> [INFORMATION SHOWN]
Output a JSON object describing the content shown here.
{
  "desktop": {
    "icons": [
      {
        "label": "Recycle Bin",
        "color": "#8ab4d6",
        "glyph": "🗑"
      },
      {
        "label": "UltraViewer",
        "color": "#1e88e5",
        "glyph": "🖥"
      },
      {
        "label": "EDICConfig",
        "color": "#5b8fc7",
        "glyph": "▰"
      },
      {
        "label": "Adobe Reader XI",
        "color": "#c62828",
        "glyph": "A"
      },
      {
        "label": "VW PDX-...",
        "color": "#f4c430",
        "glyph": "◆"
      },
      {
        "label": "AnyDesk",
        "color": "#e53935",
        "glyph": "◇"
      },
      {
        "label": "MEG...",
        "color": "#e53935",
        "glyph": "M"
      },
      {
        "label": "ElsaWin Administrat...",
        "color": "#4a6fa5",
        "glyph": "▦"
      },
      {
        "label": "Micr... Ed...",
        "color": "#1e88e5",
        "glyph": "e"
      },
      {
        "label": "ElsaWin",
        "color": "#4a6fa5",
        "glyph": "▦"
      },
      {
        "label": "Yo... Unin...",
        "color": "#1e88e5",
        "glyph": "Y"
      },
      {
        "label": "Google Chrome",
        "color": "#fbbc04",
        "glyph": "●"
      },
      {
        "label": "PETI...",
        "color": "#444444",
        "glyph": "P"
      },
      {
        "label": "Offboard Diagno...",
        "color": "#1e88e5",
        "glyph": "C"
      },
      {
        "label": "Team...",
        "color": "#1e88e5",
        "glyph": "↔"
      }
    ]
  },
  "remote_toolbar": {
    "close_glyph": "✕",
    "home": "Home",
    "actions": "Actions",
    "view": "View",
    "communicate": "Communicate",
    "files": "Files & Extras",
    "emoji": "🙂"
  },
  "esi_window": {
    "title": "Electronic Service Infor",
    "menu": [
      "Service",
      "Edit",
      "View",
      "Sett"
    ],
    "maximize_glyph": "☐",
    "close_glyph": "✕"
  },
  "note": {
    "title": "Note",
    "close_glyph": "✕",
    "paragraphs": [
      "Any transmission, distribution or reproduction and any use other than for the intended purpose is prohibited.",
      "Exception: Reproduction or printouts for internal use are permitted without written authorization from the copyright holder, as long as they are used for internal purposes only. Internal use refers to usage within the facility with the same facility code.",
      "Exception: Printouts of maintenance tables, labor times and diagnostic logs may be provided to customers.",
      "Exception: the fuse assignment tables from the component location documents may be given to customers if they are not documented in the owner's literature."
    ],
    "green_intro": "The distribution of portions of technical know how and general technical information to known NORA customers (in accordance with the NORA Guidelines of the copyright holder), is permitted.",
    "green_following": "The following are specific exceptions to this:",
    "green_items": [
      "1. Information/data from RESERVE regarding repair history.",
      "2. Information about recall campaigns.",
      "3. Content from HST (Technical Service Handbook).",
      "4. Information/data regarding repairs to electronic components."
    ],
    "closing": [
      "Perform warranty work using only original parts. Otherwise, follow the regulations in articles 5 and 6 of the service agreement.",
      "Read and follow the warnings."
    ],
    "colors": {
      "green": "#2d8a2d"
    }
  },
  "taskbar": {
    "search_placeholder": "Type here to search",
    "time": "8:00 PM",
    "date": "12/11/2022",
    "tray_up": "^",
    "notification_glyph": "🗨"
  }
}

> [REQUIRED TASK] Pick out and copy the lines of the entries that hold the string "data".

> [RESULT FOR THIS TASK]
      "1. Information/data from RESERVE regarding repair history.",
      "4. Information/data regarding repairs to electronic components."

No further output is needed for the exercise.